→ Exercise prompt:
Wherever the word "白色家电" appears in a line, extract that line.

→ Excerpted records:
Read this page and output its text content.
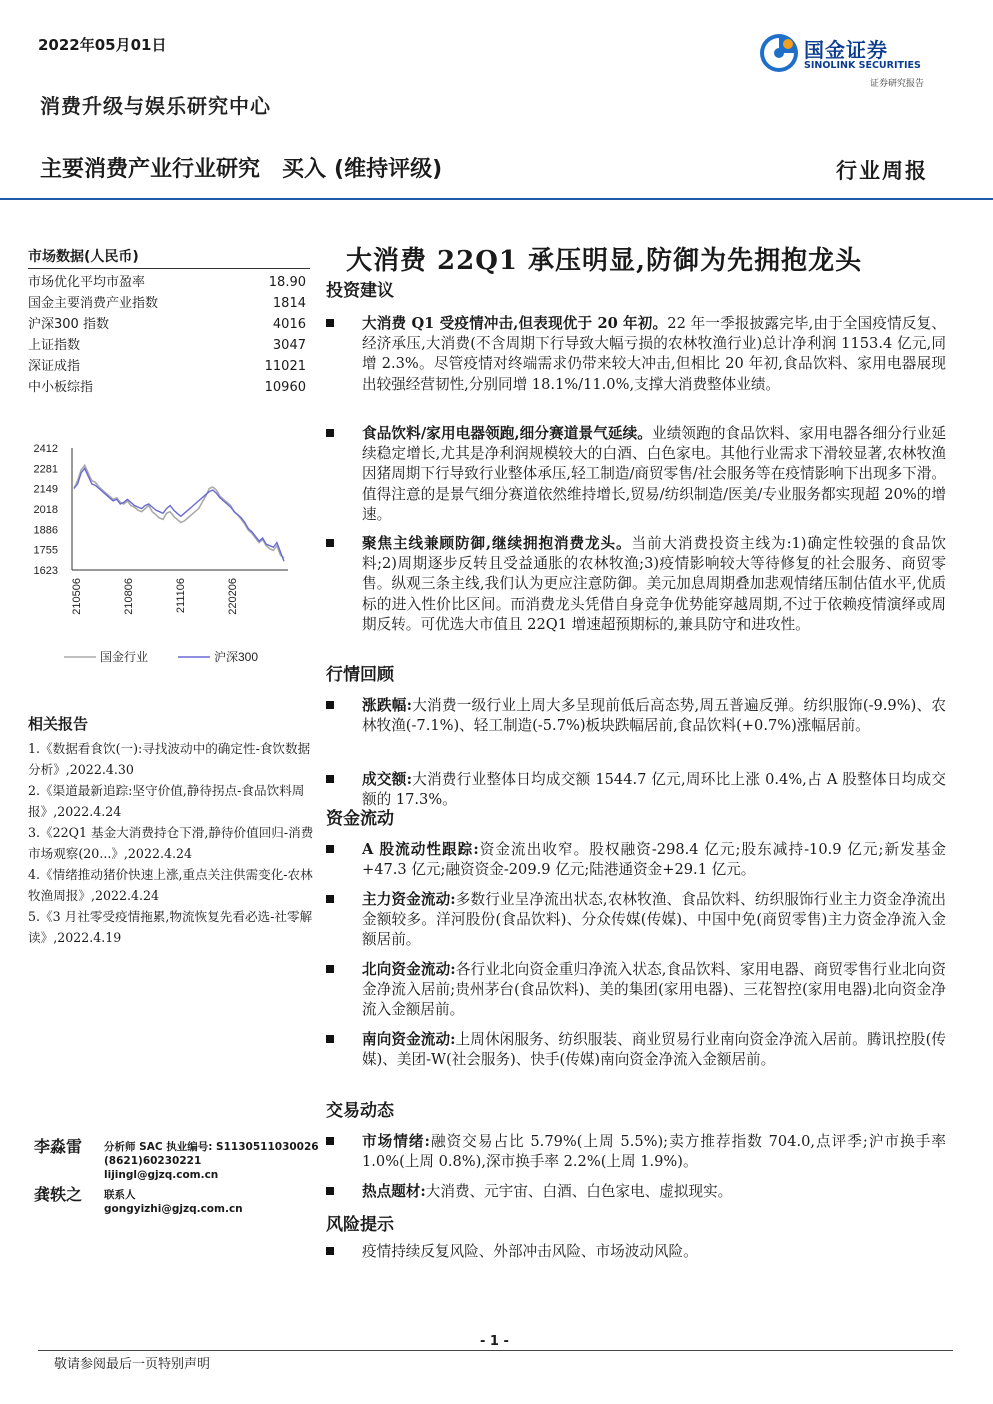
2022年05月01日	国金证券
SINOLINK SECURITIES
证券研究报告
消费升级与娱乐研究中心
主要消费产业行业研究 买入 (维持评级)	行业周报
市场数据(人民币)
市场优化平均市盈率	18.90
国金主要消费产业指数	1814
沪深300 指数	4016
上证指数	3047
深证成指	11021
中小板综指	10960
2412
2281
2149
2018
1886
1755
1623
210506	210806	211106	220206
国金行业	沪深300
相关报告
1.《数据看食饮(一):寻找波动中的确定性-食饮数据分析》,2022.4.30
2.《渠道最新追踪:坚守价值,静待拐点-食品饮料周报》,2022.4.24
3.《22Q1 基金大消费持仓下滑,静待价值回归-消费市场观察(20...》,2022.4.24
4.《情绪推动猪价快速上涨,重点关注供需变化-农林牧渔周报》,2022.4.24
5.《3 月社零受疫情拖累,物流恢复先看必选-社零解读》,2022.4.19
李淼雷 分析师 SAC 执业编号: S1130511030026
(8621)60230221
lijingl@gjzq.com.cn
龚轶之 联系人
gongyizhi@gjzq.com.cn
大消费 22Q1 承压明显,防御为先拥抱龙头
投资建议
大消费 Q1 受疫情冲击,但表现优于 20 年初。22 年一季报披露完毕,由于全国疫情反复、经济承压,大消费(不含周期下行导致大幅亏损的农林牧渔行业)总计净利润 1153.4 亿元,同增 2.3%。尽管疫情对终端需求仍带来较大冲击,但相比 20 年初,食品饮料、家用电器展现出较强经营韧性,分别同增 18.1%/11.0%,支撑大消费整体业绩。
食品饮料/家用电器领跑,细分赛道景气延续。业绩领跑的食品饮料、家用电器各细分行业延续稳定增长,尤其是净利润规模较大的白酒、白色家电。其他行业需求下滑较显著,农林牧渔因猪周期下行导致行业整体承压,轻工制造/商贸零售/社会服务等在疫情影响下出现多下滑。值得注意的是景气细分赛道依然维持增长,贸易/纺织制造/医美/专业服务都实现超 20%的增速。
聚焦主线兼顾防御,继续拥抱消费龙头。当前大消费投资主线为:1)确定性较强的食品饮料;2)周期逐步反转且受益通胀的农林牧渔;3)疫情影响较大等待修复的社会服务、商贸零售。纵观三条主线,我们认为更应注意防御。美元加息周期叠加悲观情绪压制估值水平,优质标的进入性价比区间。而消费龙头凭借自身竞争优势能穿越周期,不过于依赖疫情演绎或周期反转。可优选大市值且 22Q1 增速超预期标的,兼具防守和进攻性。
行情回顾
涨跌幅:大消费一级行业上周大多呈现前低后高态势,周五普遍反弹。纺织服饰(-9.9%)、农林牧渔(-7.1%)、轻工制造(-5.7%)板块跌幅居前,食品饮料(+0.7%)涨幅居前。
成交额:大消费行业整体日均成交额 1544.7 亿元,周环比上涨 0.4%,占 A 股整体日均成交额的 17.3%。
资金流动
A 股流动性跟踪:资金流出收窄。股权融资-298.4 亿元;股东减持-10.9 亿元;新发基金+47.3 亿元;融资资金-209.9 亿元;陆港通资金+29.1 亿元。
主力资金流动:多数行业呈净流出状态,农林牧渔、食品饮料、纺织服饰行业主力资金净流出金额较多。洋河股份(食品饮料)、分众传媒(传媒)、中国中免(商贸零售)主力资金净流入金额居前。
北向资金流动:各行业北向资金重归净流入状态,食品饮料、家用电器、商贸零售行业北向资金净流入居前;贵州茅台(食品饮料)、美的集团(家用电器)、三花智控(家用电器)北向资金净流入金额居前。
南向资金流动:上周休闲服务、纺织服装、商业贸易行业南向资金净流入居前。腾讯控股(传媒)、美团-W(社会服务)、快手(传媒)南向资金净流入金额居前。
交易动态
市场情绪:融资交易占比 5.79%(上周 5.5%);卖方推荐指数 704.0,点评季;沪市换手率 1.0%(上周 0.8%),深市换手率 2.2%(上周 1.9%)。
热点题材:大消费、元宇宙、白酒、白色家电、虚拟现实。
风险提示
疫情持续反复风险、外部冲击风险、市场波动风险。
- 1 -
敬请参阅最后一页特别声明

→ Full response:
食品饮料/家用电器领跑,细分赛道景气延续。业绩领跑的食品饮料、家用电器各细分行业延续稳定增长,尤其是净利润规模较大的白酒、白色家电。其他行业需求下滑较显著,农林牧渔因猪周期下行导致行业整体承压,轻工制造/商贸零售/社会服务等在疫情影响下出现多下滑。值得注意的是景气细分赛道依然维持增长,贸易/纺织制造/医美/专业服务都实现超 20%的增速。
热点题材:大消费、元宇宙、白酒、白色家电、虚拟现实。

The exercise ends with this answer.